Records shown:
++++++++++

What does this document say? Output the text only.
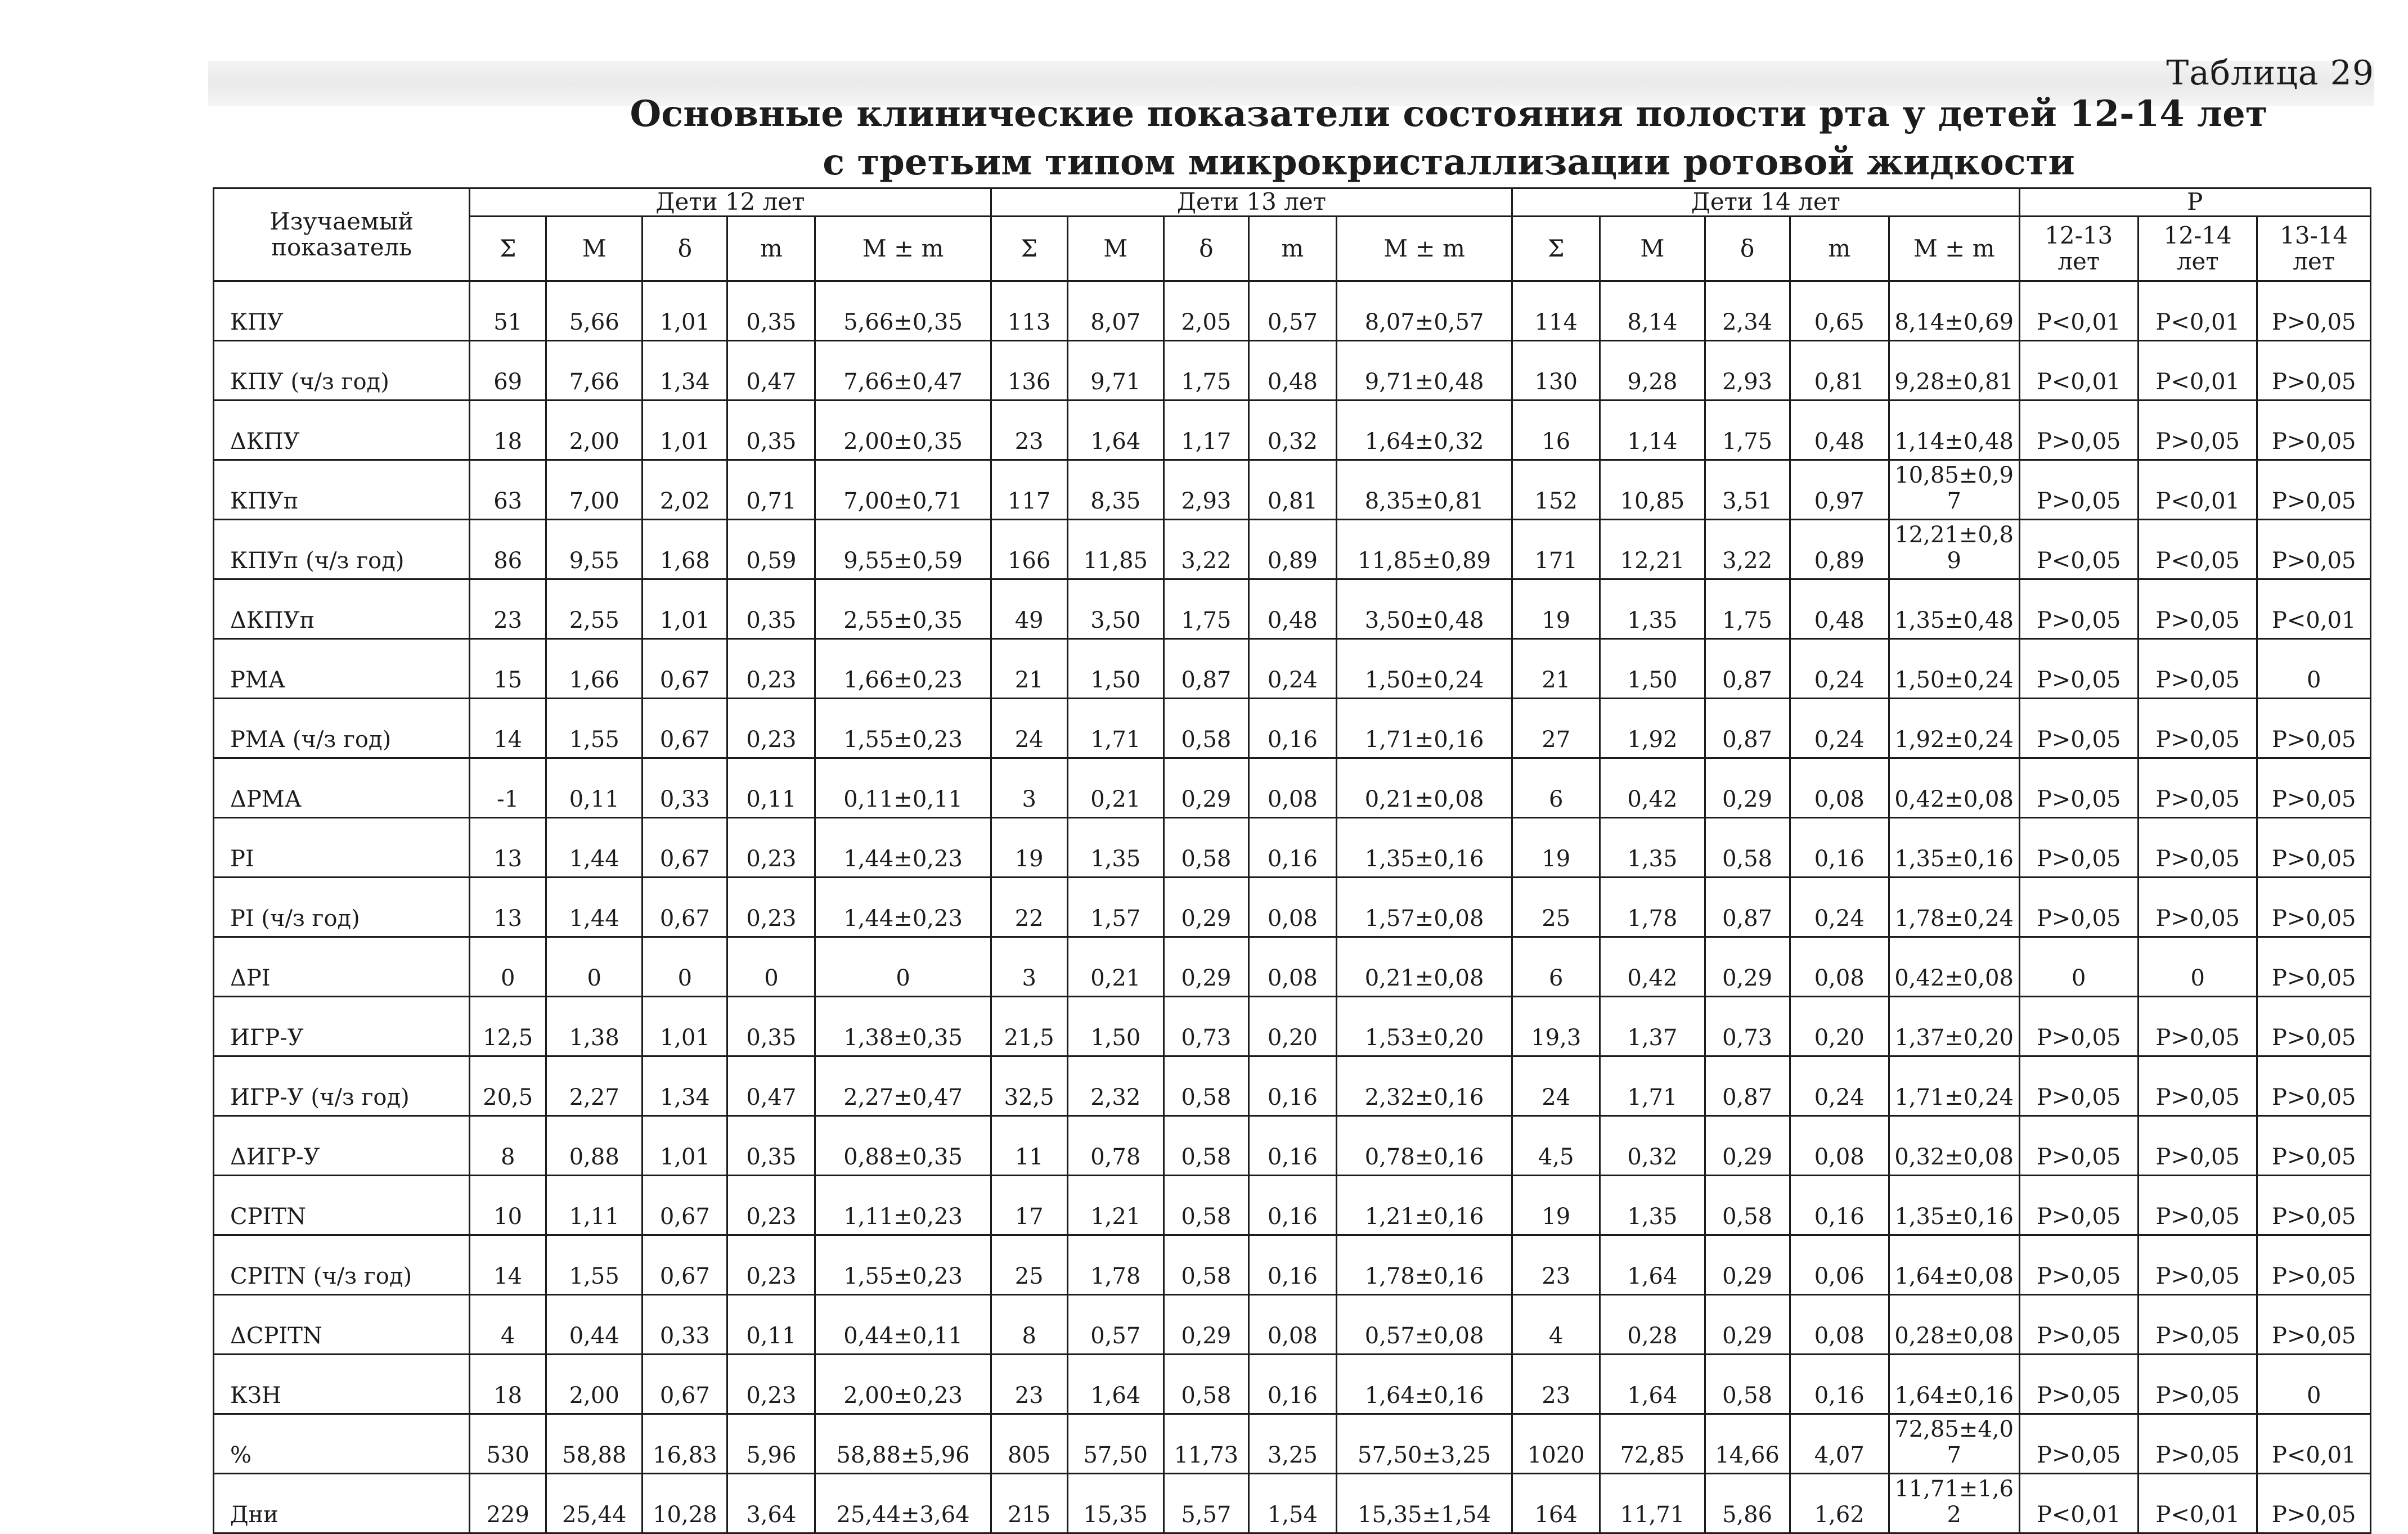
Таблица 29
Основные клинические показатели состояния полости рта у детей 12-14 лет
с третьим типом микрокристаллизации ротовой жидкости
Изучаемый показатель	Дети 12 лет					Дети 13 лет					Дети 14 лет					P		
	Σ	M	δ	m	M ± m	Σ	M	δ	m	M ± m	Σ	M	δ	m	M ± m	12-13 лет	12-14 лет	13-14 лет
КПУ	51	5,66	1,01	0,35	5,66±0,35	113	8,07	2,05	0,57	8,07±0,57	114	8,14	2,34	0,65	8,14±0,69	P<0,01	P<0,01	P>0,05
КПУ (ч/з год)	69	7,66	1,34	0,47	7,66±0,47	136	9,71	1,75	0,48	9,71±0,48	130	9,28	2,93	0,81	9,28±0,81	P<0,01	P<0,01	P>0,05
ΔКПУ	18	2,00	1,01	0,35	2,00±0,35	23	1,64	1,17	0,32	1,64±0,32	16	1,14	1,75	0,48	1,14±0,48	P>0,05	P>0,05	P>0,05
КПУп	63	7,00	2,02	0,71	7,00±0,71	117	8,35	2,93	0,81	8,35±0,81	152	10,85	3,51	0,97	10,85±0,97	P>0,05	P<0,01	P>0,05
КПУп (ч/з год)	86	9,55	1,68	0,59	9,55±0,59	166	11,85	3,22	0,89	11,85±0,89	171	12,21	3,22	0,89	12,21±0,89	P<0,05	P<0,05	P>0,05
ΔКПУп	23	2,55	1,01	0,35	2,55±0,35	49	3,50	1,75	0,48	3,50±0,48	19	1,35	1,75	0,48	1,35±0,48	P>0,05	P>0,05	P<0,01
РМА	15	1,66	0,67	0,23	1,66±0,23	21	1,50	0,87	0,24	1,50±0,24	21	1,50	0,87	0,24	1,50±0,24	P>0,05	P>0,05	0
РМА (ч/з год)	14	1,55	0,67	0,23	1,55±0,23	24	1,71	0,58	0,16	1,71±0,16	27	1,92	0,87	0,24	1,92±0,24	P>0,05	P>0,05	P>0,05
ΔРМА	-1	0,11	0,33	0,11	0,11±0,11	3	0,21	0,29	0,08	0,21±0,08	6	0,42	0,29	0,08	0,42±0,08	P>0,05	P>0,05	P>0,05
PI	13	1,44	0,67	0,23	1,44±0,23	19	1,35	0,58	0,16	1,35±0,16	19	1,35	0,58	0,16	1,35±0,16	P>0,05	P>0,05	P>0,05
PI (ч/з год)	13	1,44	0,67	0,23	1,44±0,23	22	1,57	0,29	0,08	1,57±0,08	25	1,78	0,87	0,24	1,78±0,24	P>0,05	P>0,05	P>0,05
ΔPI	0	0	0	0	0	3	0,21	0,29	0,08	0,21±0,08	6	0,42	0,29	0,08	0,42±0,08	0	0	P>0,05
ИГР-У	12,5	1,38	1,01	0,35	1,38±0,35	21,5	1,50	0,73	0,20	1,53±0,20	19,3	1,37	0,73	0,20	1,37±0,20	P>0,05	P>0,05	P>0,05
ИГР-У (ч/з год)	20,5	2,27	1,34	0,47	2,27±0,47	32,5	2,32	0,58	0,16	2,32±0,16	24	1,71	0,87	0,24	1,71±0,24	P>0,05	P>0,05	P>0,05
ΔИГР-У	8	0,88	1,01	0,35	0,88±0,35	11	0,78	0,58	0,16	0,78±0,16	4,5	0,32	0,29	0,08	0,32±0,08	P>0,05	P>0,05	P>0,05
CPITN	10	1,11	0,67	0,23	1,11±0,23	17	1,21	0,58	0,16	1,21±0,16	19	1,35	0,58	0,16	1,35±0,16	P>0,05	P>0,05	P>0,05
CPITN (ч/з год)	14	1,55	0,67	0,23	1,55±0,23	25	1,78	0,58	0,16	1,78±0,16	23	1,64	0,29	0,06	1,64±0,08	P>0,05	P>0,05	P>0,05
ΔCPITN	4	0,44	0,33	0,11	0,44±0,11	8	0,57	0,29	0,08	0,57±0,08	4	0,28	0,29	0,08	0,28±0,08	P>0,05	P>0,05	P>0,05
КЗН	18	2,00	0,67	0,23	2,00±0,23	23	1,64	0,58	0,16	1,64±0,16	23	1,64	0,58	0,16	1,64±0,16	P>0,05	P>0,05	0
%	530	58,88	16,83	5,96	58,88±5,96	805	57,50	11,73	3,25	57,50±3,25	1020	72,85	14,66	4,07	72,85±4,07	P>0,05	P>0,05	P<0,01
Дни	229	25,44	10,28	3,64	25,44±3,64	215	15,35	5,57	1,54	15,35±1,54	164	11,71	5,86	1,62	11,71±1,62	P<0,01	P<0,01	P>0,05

++++++++++

Work to complete: All of the records need repeating exactly, except for the pictures.

Solved exercise:
What does this document say? Output the text only.
Таблица 29
Основные клинические показатели состояния полости рта у детей 12-14 лет
с третьим типом микрокристаллизации ротовой жидкости
Изучаемый показатель	Дети 12 лет					Дети 13 лет					Дети 14 лет					P		
	Σ	M	δ	m	M ± m	Σ	M	δ	m	M ± m	Σ	M	δ	m	M ± m	12-13 лет	12-14 лет	13-14 лет
КПУ	51	5,66	1,01	0,35	5,66±0,35	113	8,07	2,05	0,57	8,07±0,57	114	8,14	2,34	0,65	8,14±0,69	P<0,01	P<0,01	P>0,05
КПУ (ч/з год)	69	7,66	1,34	0,47	7,66±0,47	136	9,71	1,75	0,48	9,71±0,48	130	9,28	2,93	0,81	9,28±0,81	P<0,01	P<0,01	P>0,05
ΔКПУ	18	2,00	1,01	0,35	2,00±0,35	23	1,64	1,17	0,32	1,64±0,32	16	1,14	1,75	0,48	1,14±0,48	P>0,05	P>0,05	P>0,05
КПУп	63	7,00	2,02	0,71	7,00±0,71	117	8,35	2,93	0,81	8,35±0,81	152	10,85	3,51	0,97	10,85±0,97	P>0,05	P<0,01	P>0,05
КПУп (ч/з год)	86	9,55	1,68	0,59	9,55±0,59	166	11,85	3,22	0,89	11,85±0,89	171	12,21	3,22	0,89	12,21±0,89	P<0,05	P<0,05	P>0,05
ΔКПУп	23	2,55	1,01	0,35	2,55±0,35	49	3,50	1,75	0,48	3,50±0,48	19	1,35	1,75	0,48	1,35±0,48	P>0,05	P>0,05	P<0,01
РМА	15	1,66	0,67	0,23	1,66±0,23	21	1,50	0,87	0,24	1,50±0,24	21	1,50	0,87	0,24	1,50±0,24	P>0,05	P>0,05	0
РМА (ч/з год)	14	1,55	0,67	0,23	1,55±0,23	24	1,71	0,58	0,16	1,71±0,16	27	1,92	0,87	0,24	1,92±0,24	P>0,05	P>0,05	P>0,05
ΔРМА	-1	0,11	0,33	0,11	0,11±0,11	3	0,21	0,29	0,08	0,21±0,08	6	0,42	0,29	0,08	0,42±0,08	P>0,05	P>0,05	P>0,05
PI	13	1,44	0,67	0,23	1,44±0,23	19	1,35	0,58	0,16	1,35±0,16	19	1,35	0,58	0,16	1,35±0,16	P>0,05	P>0,05	P>0,05
PI (ч/з год)	13	1,44	0,67	0,23	1,44±0,23	22	1,57	0,29	0,08	1,57±0,08	25	1,78	0,87	0,24	1,78±0,24	P>0,05	P>0,05	P>0,05
ΔPI	0	0	0	0	0	3	0,21	0,29	0,08	0,21±0,08	6	0,42	0,29	0,08	0,42±0,08	0	0	P>0,05
ИГР-У	12,5	1,38	1,01	0,35	1,38±0,35	21,5	1,50	0,73	0,20	1,53±0,20	19,3	1,37	0,73	0,20	1,37±0,20	P>0,05	P>0,05	P>0,05
ИГР-У (ч/з год)	20,5	2,27	1,34	0,47	2,27±0,47	32,5	2,32	0,58	0,16	2,32±0,16	24	1,71	0,87	0,24	1,71±0,24	P>0,05	P>0,05	P>0,05
ΔИГР-У	8	0,88	1,01	0,35	0,88±0,35	11	0,78	0,58	0,16	0,78±0,16	4,5	0,32	0,29	0,08	0,32±0,08	P>0,05	P>0,05	P>0,05
CPITN	10	1,11	0,67	0,23	1,11±0,23	17	1,21	0,58	0,16	1,21±0,16	19	1,35	0,58	0,16	1,35±0,16	P>0,05	P>0,05	P>0,05
CPITN (ч/з год)	14	1,55	0,67	0,23	1,55±0,23	25	1,78	0,58	0,16	1,78±0,16	23	1,64	0,29	0,06	1,64±0,08	P>0,05	P>0,05	P>0,05
ΔCPITN	4	0,44	0,33	0,11	0,44±0,11	8	0,57	0,29	0,08	0,57±0,08	4	0,28	0,29	0,08	0,28±0,08	P>0,05	P>0,05	P>0,05
КЗН	18	2,00	0,67	0,23	2,00±0,23	23	1,64	0,58	0,16	1,64±0,16	23	1,64	0,58	0,16	1,64±0,16	P>0,05	P>0,05	0
%	530	58,88	16,83	5,96	58,88±5,96	805	57,50	11,73	3,25	57,50±3,25	1020	72,85	14,66	4,07	72,85±4,07	P>0,05	P>0,05	P<0,01
Дни	229	25,44	10,28	3,64	25,44±3,64	215	15,35	5,57	1,54	15,35±1,54	164	11,71	5,86	1,62	11,71±1,62	P<0,01	P<0,01	P>0,05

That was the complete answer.